Show all lines of the listing that hold the word "área".

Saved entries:
========================================================================

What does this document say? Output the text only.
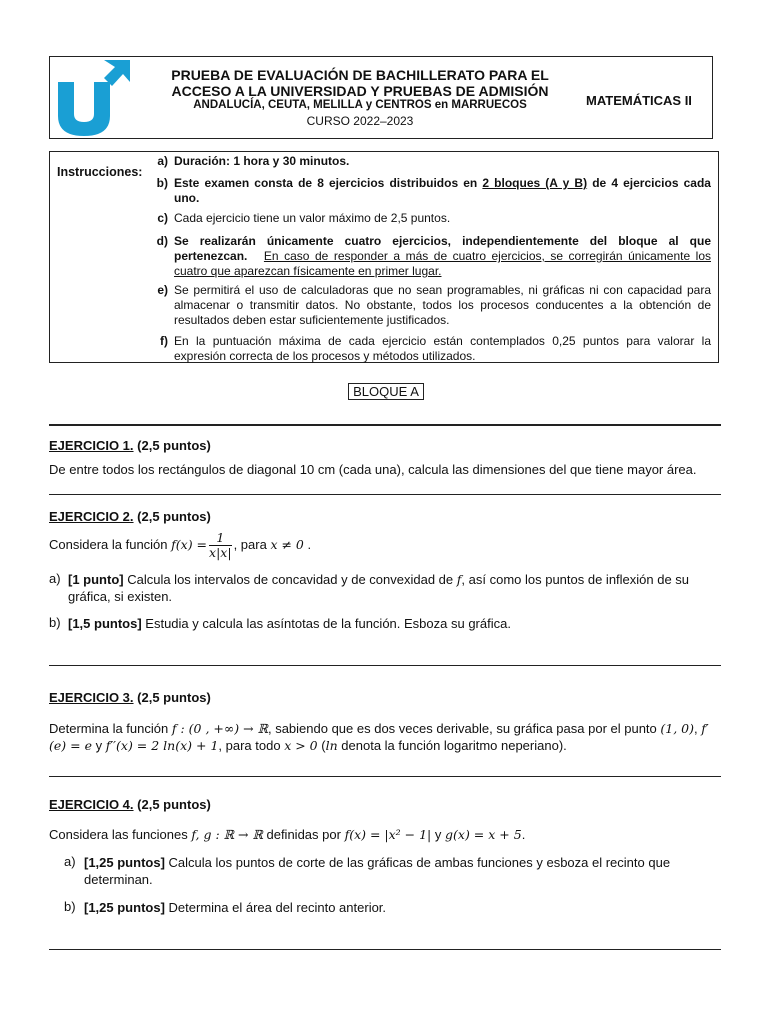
PRUEBA DE EVALUACIÓN DE BACHILLERATO PARA EL
ACCESO A LA UNIVERSIDAD Y PRUEBAS DE ADMISIÓN
ANDALUCÍA, CEUTA, MELILLA y CENTROS en MARRUECOS
CURSO 2022–2023
MATEMÁTICAS II
Instrucciones:
a) Duración: 1 hora y 30 minutos.
b) Este examen consta de 8 ejercicios distribuidos en 2 bloques (A y B) de 4 ejercicios cada uno.
c) Cada ejercicio tiene un valor máximo de 2,5 puntos.
d) Se realizarán únicamente cuatro ejercicios, independientemente del bloque al que pertenezcan. En caso de responder a más de cuatro ejercicios, se corregirán únicamente los cuatro que aparezcan físicamente en primer lugar.
e) Se permitirá el uso de calculadoras que no sean programables, ni gráficas ni con capacidad para almacenar o transmitir datos. No obstante, todos los procesos conducentes a la obtención de resultados deben estar suficientemente justificados.
f) En la puntuación máxima de cada ejercicio están contemplados 0,25 puntos para valorar la expresión correcta de los procesos y métodos utilizados.
BLOQUE A
EJERCICIO 1. (2,5 puntos)
De entre todos los rectángulos de diagonal 10 cm (cada una), calcula las dimensiones del que tiene mayor área.
EJERCICIO 2. (2,5 puntos)
Considera la función $f(x) = \frac{1}{x|x|}$ , para x ≠ 0 .
a) [1 punto] Calcula los intervalos de concavidad y de convexidad de f, así como los puntos de inflexión de su gráfica, si existen.
b) [1,5 puntos] Estudia y calcula las asíntotas de la función. Esboza su gráfica.
EJERCICIO 3. (2,5 puntos)
Determina la función f : (0 , +∞) → ℝ, sabiendo que es dos veces derivable, su gráfica pasa por el punto (1, 0), f′(e) = e y f′′(x) = 2 ln(x) + 1, para todo x > 0 (ln denota la función logaritmo neperiano).
EJERCICIO 4. (2,5 puntos)
Considera las funciones f, g : ℝ → ℝ definidas por f(x) = |x² − 1| y g(x) = x + 5.
a) [1,25 puntos] Calcula los puntos de corte de las gráficas de ambas funciones y esboza el recinto que determinan.
b) [1,25 puntos] Determina el área del recinto anterior.
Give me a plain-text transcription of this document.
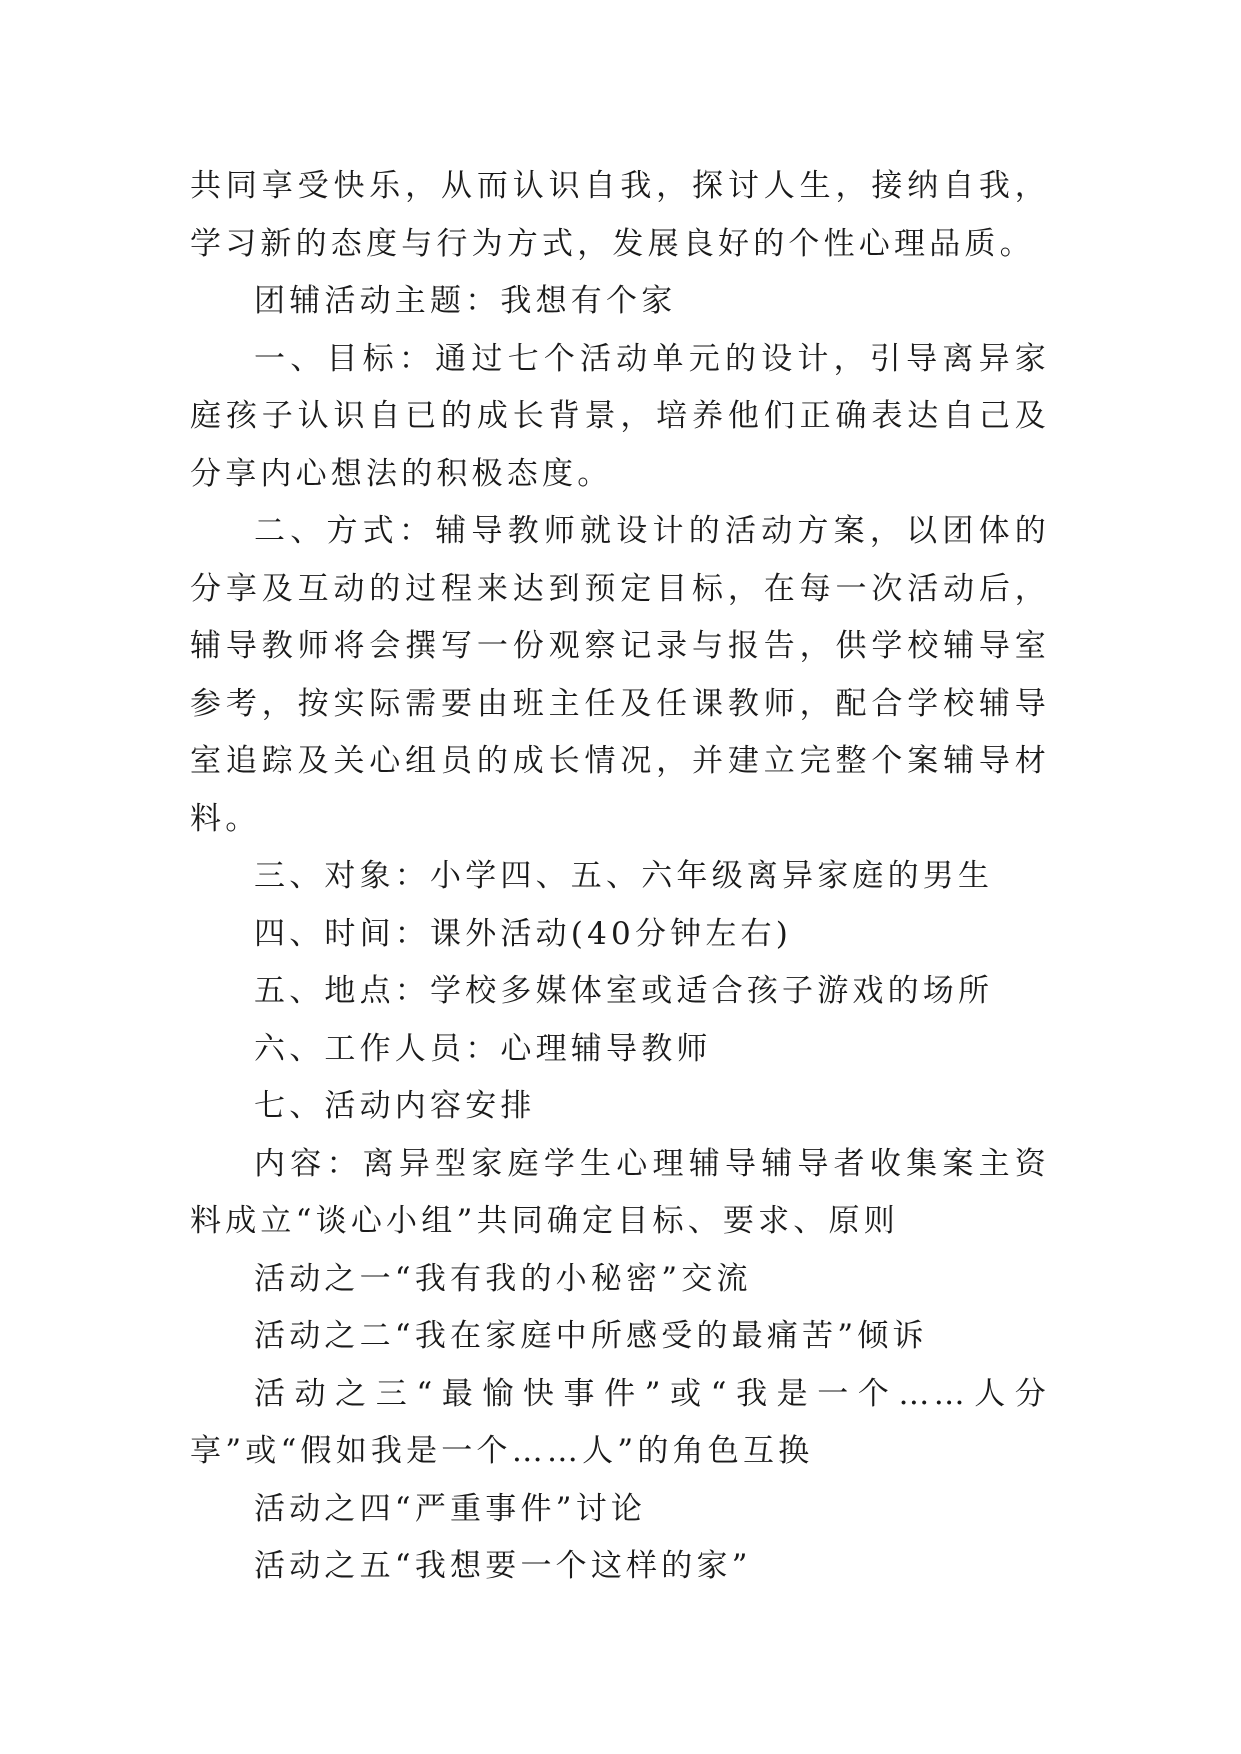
共同享受快乐，从而认识自我，探讨人生，接纳自我，学习新的态度与行为方式，发展良好的个性心理品质。

团辅活动主题：我想有个家

一、目标：通过七个活动单元的设计，引导离异家庭孩子认识自已的成长背景，培养他们正确表达自己及分享内心想法的积极态度。

二、方式：辅导教师就设计的活动方案，以团体的分享及互动的过程来达到预定目标，在每一次活动后，辅导教师将会撰写一份观察记录与报告，供学校辅导室参考，按实际需要由班主任及任课教师，配合学校辅导室追踪及关心组员的成长情况，并建立完整个案辅导材料。

三、对象：小学四、五、六年级离异家庭的男生

四、时间：课外活动(40分钟左右)

五、地点：学校多媒体室或适合孩子游戏的场所

六、工作人员：心理辅导教师

七、活动内容安排

内容：离异型家庭学生心理辅导辅导者收集案主资料成立“谈心小组”共同确定目标、要求、原则

活动之一“我有我的小秘密”交流

活动之二“我在家庭中所感受的最痛苦”倾诉

活动之三“最愉快事件”或“我是一个……人分享”或“假如我是一个……人”的角色互换

活动之四“严重事件”讨论

活动之五“我想要一个这样的家”
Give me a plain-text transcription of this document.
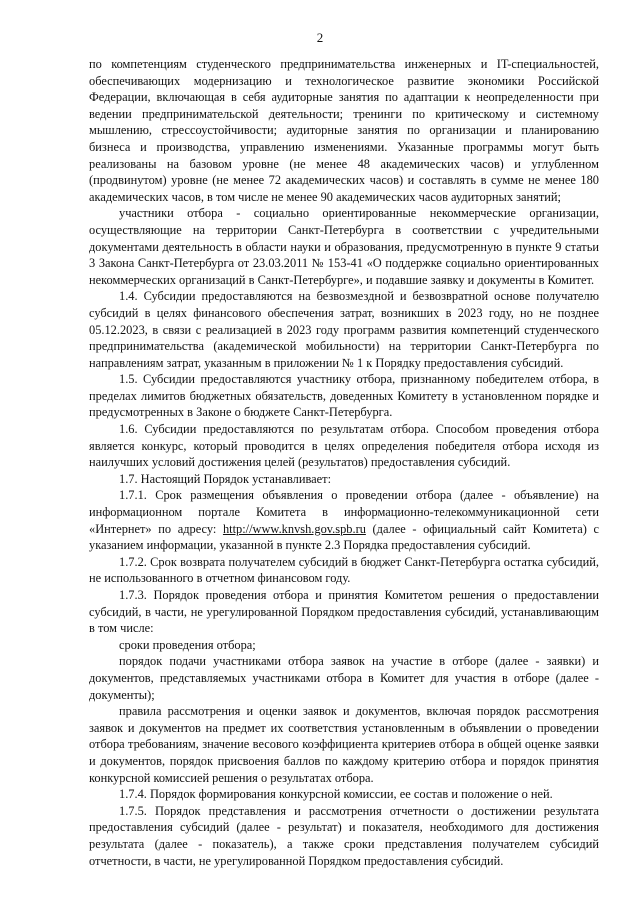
2

по компетенциям студенческого предпринимательства инженерных и IT-специальностей, обеспечивающих модернизацию и технологическое развитие экономики Российской Федерации, включающая в себя аудиторные занятия по адаптации к неопределенности при ведении предпринимательской деятельности; тренинги по критическому и системному мышлению, стрессоустойчивости; аудиторные занятия по организации и планированию бизнеса и производства, управлению изменениями. Указанные программы могут быть реализованы на базовом уровне (не менее 48 академических часов) и углубленном (продвинутом) уровне (не менее 72 академических часов) и составлять в сумме не менее 180 академических часов, в том числе не менее 90 академических часов аудиторных занятий;

участники отбора - социально ориентированные некоммерческие организации, осуществляющие на территории Санкт-Петербурга в соответствии с учредительными документами деятельность в области науки и образования, предусмотренную в пункте 9 статьи 3 Закона Санкт-Петербурга от 23.03.2011 № 153-41 «О поддержке социально ориентированных некоммерческих организаций в Санкт-Петербурге», и подавшие заявку и документы в Комитет.

1.4. Субсидии предоставляются на безвозмездной и безвозвратной основе получателю субсидий в целях финансового обеспечения затрат, возникших в 2023 году, но не позднее 05.12.2023, в связи с реализацией в 2023 году программ развития компетенций студенческого предпринимательства (академической мобильности) на территории Санкт-Петербурга по направлениям затрат, указанным в приложении № 1 к Порядку предоставления субсидий.

1.5. Субсидии предоставляются участнику отбора, признанному победителем отбора, в пределах лимитов бюджетных обязательств, доведенных Комитету в установленном порядке и предусмотренных в Законе о бюджете Санкт-Петербурга.

1.6. Субсидии предоставляются по результатам отбора. Способом проведения отбора является конкурс, который проводится в целях определения победителя отбора исходя из наилучших условий достижения целей (результатов) предоставления субсидий.

1.7. Настоящий Порядок устанавливает:

1.7.1. Срок размещения объявления о проведении отбора (далее - объявление) на информационном портале Комитета в информационно-телекоммуникационной сети «Интернет» по адресу: http://www.knvsh.gov.spb.ru (далее - официальный сайт Комитета) с указанием информации, указанной в пункте 2.3 Порядка предоставления субсидий.

1.7.2. Срок возврата получателем субсидий в бюджет Санкт-Петербурга остатка субсидий, не использованного в отчетном финансовом году.

1.7.3. Порядок проведения отбора и принятия Комитетом решения о предоставлении субсидий, в части, не урегулированной Порядком предоставления субсидий, устанавливающим в том числе:

сроки проведения отбора;

порядок подачи участниками отбора заявок на участие в отборе (далее - заявки) и документов, представляемых участниками отбора в Комитет для участия в отборе (далее - документы);

правила рассмотрения и оценки заявок и документов, включая порядок рассмотрения заявок и документов на предмет их соответствия установленным в объявлении о проведении отбора требованиям, значение весового коэффициента критериев отбора в общей оценке заявки и документов, порядок присвоения баллов по каждому критерию отбора и порядок принятия конкурсной комиссией решения о результатах отбора.

1.7.4. Порядок формирования конкурсной комиссии, ее состав и положение о ней.

1.7.5. Порядок представления и рассмотрения отчетности о достижении результата предоставления субсидий (далее - результат) и показателя, необходимого для достижения результата (далее - показатель), а также сроки представления получателем субсидий отчетности, в части, не урегулированной Порядком предоставления субсидий.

========================================================================

- _RESPONSE TO THIS EXERCISE_:
De entre todos los rectángulos de diagonal 10 cm (cada una), calcula las dimensiones del que tiene mayor área.
b) [1,25 puntos] Determina el área del recinto anterior.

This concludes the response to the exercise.